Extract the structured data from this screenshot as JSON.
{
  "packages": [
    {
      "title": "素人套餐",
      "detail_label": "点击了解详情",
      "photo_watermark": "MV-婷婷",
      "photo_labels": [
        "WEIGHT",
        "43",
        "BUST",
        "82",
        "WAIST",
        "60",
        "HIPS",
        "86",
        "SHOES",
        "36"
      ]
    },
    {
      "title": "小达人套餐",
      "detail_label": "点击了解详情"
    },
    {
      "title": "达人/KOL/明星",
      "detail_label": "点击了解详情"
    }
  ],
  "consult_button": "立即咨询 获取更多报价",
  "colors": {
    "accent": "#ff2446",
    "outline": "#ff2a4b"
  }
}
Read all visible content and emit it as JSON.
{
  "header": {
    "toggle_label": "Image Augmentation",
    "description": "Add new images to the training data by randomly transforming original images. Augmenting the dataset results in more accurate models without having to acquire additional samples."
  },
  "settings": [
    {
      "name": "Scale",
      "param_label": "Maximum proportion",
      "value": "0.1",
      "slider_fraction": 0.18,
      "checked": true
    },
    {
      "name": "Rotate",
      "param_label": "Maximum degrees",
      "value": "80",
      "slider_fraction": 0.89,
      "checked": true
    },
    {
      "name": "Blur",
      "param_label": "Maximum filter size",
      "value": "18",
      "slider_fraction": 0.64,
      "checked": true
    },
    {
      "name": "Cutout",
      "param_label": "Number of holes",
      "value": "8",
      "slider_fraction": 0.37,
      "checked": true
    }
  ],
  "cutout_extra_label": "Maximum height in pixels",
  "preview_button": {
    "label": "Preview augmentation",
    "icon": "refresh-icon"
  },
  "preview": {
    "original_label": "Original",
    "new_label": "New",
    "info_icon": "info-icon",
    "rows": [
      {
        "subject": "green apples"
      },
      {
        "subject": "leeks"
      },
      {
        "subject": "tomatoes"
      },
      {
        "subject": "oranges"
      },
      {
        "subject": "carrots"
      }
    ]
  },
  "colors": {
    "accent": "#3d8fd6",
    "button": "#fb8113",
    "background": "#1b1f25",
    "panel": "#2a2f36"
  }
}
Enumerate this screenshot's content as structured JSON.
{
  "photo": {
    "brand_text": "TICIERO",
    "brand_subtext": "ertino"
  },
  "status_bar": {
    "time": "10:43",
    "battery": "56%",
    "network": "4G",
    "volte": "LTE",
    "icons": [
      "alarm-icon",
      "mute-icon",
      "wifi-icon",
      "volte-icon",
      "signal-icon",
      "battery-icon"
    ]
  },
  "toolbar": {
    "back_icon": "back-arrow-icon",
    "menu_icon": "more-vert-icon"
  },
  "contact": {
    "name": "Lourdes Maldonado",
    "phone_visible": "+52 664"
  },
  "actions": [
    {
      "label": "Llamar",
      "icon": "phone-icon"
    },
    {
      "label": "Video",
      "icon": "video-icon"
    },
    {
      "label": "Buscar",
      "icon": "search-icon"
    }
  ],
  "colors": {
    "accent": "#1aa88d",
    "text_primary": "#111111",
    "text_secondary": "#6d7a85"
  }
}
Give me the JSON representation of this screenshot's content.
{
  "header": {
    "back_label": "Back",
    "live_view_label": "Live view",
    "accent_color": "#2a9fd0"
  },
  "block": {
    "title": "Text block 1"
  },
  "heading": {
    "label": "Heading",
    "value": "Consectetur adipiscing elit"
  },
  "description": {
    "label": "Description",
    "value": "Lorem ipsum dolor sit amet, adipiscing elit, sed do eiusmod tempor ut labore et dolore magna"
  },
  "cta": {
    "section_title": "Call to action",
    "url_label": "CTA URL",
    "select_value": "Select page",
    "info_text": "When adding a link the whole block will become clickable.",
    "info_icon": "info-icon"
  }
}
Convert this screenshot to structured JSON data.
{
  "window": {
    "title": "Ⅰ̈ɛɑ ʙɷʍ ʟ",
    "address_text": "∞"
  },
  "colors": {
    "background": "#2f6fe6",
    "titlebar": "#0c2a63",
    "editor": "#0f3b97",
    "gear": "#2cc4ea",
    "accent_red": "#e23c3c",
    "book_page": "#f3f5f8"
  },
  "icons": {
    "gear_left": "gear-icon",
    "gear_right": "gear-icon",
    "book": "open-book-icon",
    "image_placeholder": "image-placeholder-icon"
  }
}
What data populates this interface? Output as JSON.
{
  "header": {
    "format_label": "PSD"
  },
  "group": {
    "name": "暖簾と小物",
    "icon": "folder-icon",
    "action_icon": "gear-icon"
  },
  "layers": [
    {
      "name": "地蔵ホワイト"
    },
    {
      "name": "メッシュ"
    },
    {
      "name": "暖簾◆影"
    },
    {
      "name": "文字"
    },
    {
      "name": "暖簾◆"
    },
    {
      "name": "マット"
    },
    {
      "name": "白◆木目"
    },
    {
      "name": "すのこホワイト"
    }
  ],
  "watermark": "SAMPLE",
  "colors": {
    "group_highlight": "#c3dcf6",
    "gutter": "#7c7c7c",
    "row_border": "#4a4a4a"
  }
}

━━━━━━━━━━━━━━━━━━━━━━━━━━━━━━

### REQUIREMENT
Pick out the lines above containing the word "Maximum", then copy them.

### RESULT OF THE EXERCISE
      "param_label": "Maximum proportion",
      "param_label": "Maximum degrees",
      "param_label": "Maximum filter size",
  "cutout_extra_label": "Maximum height in pixels",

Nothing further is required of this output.